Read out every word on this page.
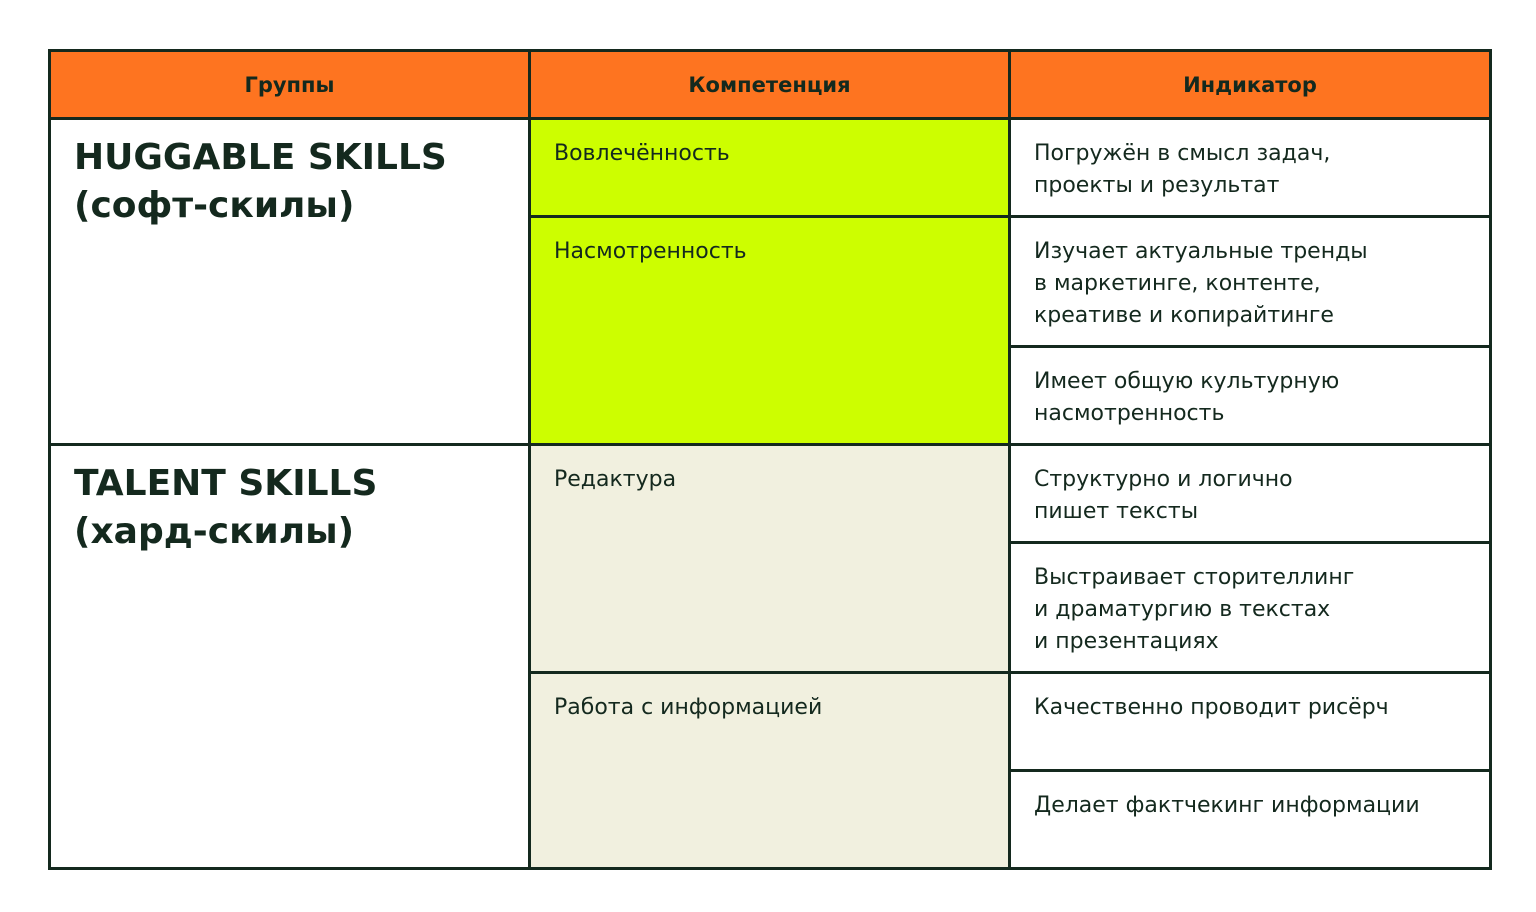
Группы	Компетенция	Индикатор

HUGGABLE SKILLS
(софт-скилы)	Вовлечённость	Погружён в смысл задач,
проекты и результат
	Насмотренность	Изучает актуальные тренды
в маркетинге, контенте,
креативе и копирайтинге
		Имеет общую культурную
насмотренность

TALENT SKILLS
(хард-скилы)	Редактура	Структурно и логично
пишет тексты
		Выстраивает сторителлинг
и драматургию в текстах
и презентациях
	Работа с информацией	Качественно проводит рисёрч
		Делает фактчекинг информации
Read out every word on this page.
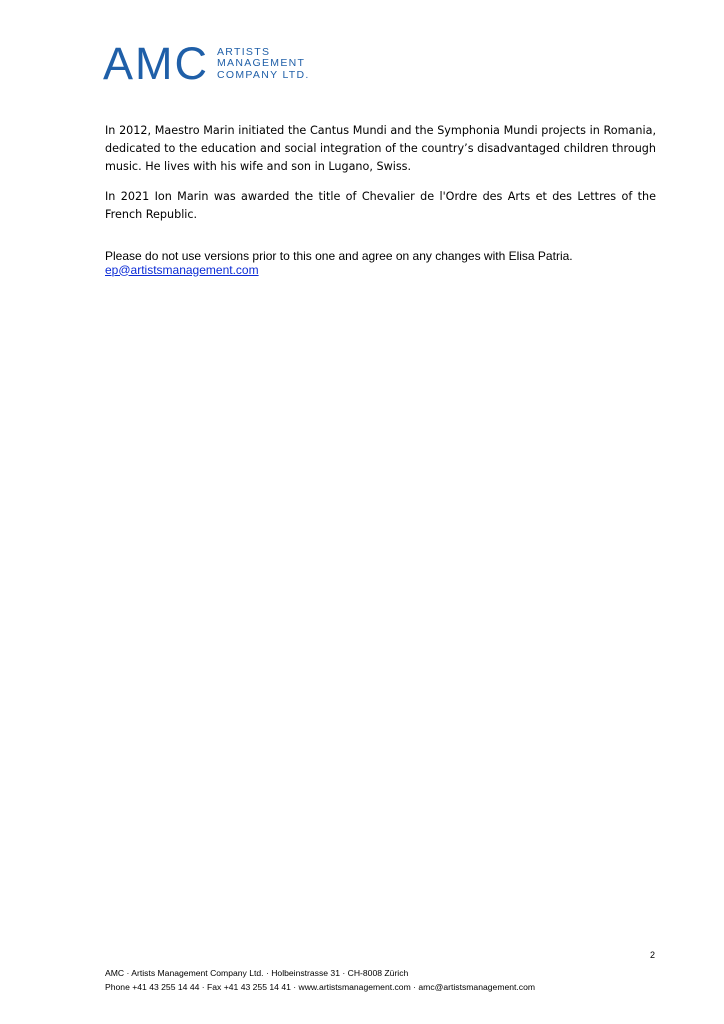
AMC ARTISTS
MANAGEMENT
COMPANY LTD.

In 2012, Maestro Marin initiated the Cantus Mundi and the Symphonia Mundi projects in Romania, dedicated to the education and social integration of the country’s disadvantaged children through music. He lives with his wife and son in Lugano, Swiss.

In 2021 Ion Marin was awarded the title of Chevalier de l'Ordre des Arts et des Lettres of the French Republic.

Please do not use versions prior to this one and agree on any changes with Elisa Patria.
ep@artistsmanagement.com
2
AMC · Artists Management Company Ltd. · Holbeinstrasse 31 · CH-8008 Zürich
Phone +41 43 255 14 44 · Fax +41 43 255 14 41 · www.artistsmanagement.com · amc@artistsmanagement.com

## PROBLEM DETAILS
Reproduce all the entries that precede this task, word for word, minus any pictures.

## OUTPUT
Read out every word on this page.
Группы	Компетенция	Индикатор

HUGGABLE SKILLS
(софт-скилы)	Вовлечённость	Погружён в смысл задач,
проекты и результат
	Насмотренность	Изучает актуальные тренды
в маркетинге, контенте,
креативе и копирайтинге
		Имеет общую культурную
насмотренность

TALENT SKILLS
(хард-скилы)	Редактура	Структурно и логично
пишет тексты
		Выстраивает сторителлинг
и драматургию в текстах
и презентациях
	Работа с информацией	Качественно проводит рисёрч
		Делает фактчекинг информации
Read out every word on this page.
AMC ARTISTS
MANAGEMENT
COMPANY LTD.

In 2012, Maestro Marin initiated the Cantus Mundi and the Symphonia Mundi projects in Romania, dedicated to the education and social integration of the country’s disadvantaged children through music. He lives with his wife and son in Lugano, Swiss.

In 2021 Ion Marin was awarded the title of Chevalier de l'Ordre des Arts et des Lettres of the French Republic.

Please do not use versions prior to this one and agree on any changes with Elisa Patria.
ep@artistsmanagement.com
2
AMC · Artists Management Company Ltd. · Holbeinstrasse 31 · CH-8008 Zürich
Phone +41 43 255 14 44 · Fax +41 43 255 14 41 · www.artistsmanagement.com · amc@artistsmanagement.com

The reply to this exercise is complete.